Exercise directions:
Copy each line where the word "میلادی" occurs.
= = =
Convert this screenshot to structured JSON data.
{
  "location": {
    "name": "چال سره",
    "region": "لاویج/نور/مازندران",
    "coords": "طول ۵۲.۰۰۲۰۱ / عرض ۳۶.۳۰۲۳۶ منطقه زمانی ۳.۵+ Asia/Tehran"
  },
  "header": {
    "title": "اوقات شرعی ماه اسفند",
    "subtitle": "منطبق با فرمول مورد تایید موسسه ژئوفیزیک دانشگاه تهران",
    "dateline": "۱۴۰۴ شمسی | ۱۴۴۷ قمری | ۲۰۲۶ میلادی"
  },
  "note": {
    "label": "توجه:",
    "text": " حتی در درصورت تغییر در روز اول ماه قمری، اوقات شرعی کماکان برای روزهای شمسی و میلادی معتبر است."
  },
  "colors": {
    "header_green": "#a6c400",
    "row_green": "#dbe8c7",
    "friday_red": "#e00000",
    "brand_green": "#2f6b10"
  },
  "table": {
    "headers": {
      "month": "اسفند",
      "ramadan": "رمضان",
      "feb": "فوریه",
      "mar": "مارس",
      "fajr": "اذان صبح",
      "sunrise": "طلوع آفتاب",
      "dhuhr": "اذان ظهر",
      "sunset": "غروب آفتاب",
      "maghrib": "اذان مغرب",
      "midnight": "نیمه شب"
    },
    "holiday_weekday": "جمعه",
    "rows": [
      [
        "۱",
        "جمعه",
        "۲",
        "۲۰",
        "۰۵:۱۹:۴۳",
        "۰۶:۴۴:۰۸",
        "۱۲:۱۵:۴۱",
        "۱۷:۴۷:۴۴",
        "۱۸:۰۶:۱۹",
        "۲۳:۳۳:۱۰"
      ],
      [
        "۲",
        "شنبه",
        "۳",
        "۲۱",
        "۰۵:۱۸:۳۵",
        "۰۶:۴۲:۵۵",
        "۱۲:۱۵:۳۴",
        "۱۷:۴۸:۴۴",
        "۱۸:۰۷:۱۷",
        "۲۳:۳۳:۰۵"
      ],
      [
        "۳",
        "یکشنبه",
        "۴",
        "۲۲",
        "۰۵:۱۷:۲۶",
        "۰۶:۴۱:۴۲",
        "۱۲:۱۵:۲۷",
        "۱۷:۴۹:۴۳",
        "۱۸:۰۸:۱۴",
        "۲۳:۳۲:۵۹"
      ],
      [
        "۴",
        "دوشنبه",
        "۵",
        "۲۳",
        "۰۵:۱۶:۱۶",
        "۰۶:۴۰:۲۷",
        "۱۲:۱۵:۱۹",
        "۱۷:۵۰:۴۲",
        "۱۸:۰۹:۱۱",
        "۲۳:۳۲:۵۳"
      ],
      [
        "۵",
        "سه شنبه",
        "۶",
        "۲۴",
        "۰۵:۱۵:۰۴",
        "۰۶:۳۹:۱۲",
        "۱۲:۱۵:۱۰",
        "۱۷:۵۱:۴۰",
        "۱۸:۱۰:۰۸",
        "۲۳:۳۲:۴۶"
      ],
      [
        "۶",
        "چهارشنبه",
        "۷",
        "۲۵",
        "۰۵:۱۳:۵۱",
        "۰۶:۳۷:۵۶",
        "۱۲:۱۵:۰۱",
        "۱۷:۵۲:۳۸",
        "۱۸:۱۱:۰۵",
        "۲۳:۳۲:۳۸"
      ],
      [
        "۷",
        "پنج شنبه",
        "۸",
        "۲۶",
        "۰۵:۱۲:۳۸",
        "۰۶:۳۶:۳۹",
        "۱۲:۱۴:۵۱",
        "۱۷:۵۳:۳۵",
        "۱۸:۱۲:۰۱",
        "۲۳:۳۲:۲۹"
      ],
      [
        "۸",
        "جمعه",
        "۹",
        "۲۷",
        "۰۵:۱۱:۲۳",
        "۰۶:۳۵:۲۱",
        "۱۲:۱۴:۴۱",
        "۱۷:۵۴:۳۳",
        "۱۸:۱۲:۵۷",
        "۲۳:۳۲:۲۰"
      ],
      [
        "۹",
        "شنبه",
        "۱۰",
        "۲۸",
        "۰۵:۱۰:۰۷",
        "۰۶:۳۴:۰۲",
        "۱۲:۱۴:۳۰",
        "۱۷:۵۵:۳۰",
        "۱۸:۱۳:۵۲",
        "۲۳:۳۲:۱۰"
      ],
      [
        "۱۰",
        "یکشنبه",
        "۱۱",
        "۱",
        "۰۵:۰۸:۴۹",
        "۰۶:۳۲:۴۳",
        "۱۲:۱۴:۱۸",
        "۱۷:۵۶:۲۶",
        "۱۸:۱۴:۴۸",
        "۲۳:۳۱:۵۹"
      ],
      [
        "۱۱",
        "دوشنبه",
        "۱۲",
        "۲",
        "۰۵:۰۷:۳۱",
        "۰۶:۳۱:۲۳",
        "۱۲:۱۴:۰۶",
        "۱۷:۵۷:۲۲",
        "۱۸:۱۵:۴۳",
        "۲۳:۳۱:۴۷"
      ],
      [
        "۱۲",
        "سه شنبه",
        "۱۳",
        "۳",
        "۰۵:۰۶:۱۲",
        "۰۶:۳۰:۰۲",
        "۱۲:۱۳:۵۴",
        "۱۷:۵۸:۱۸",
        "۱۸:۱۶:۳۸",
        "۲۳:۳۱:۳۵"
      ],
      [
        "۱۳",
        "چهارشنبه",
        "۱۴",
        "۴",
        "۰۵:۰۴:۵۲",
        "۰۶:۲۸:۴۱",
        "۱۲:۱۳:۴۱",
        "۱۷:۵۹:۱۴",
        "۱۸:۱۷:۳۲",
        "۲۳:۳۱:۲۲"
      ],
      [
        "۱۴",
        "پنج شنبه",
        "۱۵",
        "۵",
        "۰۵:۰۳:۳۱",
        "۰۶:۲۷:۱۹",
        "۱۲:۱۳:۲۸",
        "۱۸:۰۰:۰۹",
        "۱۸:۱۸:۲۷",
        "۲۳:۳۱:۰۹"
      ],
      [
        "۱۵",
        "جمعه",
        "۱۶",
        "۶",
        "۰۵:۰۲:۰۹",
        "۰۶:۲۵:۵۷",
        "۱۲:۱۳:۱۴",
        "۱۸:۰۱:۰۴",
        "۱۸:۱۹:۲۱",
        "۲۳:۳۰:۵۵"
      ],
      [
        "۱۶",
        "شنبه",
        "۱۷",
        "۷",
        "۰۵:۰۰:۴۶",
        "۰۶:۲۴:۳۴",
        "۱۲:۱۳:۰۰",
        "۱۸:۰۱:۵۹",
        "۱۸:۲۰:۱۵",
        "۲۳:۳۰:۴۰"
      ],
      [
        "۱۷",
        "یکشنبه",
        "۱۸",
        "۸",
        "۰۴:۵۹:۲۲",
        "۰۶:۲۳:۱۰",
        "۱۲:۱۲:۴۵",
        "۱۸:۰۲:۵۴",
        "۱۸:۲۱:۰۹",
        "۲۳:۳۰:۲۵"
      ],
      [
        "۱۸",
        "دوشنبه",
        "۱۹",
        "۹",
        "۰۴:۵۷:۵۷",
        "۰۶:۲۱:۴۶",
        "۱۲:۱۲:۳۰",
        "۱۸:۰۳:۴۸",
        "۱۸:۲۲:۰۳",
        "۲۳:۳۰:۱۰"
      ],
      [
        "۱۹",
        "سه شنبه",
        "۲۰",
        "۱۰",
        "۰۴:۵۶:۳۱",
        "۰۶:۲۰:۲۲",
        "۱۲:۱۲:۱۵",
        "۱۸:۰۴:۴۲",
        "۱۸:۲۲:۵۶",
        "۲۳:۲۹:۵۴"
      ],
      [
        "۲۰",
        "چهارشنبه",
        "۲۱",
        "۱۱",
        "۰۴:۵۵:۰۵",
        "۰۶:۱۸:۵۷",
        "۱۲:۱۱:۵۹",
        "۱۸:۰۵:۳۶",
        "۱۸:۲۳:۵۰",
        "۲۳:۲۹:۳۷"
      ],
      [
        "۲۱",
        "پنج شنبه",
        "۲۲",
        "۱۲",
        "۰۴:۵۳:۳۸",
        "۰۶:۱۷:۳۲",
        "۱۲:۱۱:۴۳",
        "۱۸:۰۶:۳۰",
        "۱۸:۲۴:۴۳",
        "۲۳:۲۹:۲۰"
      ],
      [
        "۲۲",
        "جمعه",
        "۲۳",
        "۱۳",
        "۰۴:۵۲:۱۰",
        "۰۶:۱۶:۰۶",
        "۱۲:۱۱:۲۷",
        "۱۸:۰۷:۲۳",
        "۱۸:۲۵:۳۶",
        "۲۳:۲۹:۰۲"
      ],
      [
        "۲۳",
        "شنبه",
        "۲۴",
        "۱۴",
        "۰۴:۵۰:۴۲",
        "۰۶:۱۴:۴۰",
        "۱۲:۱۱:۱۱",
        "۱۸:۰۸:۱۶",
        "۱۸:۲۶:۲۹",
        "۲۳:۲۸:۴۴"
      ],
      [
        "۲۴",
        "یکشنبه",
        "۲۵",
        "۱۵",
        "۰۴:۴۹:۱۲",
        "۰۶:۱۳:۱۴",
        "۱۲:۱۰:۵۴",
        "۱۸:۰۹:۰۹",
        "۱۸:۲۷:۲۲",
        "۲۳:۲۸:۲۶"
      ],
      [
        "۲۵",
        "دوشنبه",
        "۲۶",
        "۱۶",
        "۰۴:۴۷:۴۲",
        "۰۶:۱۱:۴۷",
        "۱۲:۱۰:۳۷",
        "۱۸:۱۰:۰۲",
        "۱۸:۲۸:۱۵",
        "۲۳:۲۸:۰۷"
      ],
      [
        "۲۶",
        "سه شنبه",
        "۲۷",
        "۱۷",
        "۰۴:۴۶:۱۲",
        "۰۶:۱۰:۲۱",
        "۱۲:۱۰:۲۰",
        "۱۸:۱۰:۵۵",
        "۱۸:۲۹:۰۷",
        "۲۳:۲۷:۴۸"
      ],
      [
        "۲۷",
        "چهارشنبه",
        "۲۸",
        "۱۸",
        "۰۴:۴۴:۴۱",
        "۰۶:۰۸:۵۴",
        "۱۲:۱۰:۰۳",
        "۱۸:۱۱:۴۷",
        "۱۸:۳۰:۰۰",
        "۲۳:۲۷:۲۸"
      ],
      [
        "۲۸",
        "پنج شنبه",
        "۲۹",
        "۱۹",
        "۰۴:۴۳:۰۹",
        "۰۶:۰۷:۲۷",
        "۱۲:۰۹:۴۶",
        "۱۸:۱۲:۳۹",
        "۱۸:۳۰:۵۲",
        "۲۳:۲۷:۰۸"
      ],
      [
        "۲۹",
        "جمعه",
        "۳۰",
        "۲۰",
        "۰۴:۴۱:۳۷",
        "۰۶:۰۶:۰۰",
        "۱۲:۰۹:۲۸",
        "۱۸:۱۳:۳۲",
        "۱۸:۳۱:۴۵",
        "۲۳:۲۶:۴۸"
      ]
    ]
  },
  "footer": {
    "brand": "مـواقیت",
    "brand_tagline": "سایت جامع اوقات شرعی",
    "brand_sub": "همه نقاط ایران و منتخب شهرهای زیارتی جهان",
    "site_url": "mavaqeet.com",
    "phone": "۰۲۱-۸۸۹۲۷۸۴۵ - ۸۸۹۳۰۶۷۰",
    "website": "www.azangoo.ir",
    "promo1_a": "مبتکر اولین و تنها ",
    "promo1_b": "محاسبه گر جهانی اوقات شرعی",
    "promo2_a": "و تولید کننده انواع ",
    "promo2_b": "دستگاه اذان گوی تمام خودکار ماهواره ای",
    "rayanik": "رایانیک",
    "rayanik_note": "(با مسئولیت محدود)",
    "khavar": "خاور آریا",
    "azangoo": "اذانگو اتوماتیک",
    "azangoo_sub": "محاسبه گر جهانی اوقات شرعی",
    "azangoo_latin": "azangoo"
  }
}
= = =
Result of this task:
    "dateline": "۱۴۰۴ شمسی | ۱۴۴۷ قمری | ۲۰۲۶ میلادی"
    "text": " حتی در درصورت تغییر در روز اول ماه قمری، اوقات شرعی کماکان برای روزهای شمسی و میلادی معتبر است."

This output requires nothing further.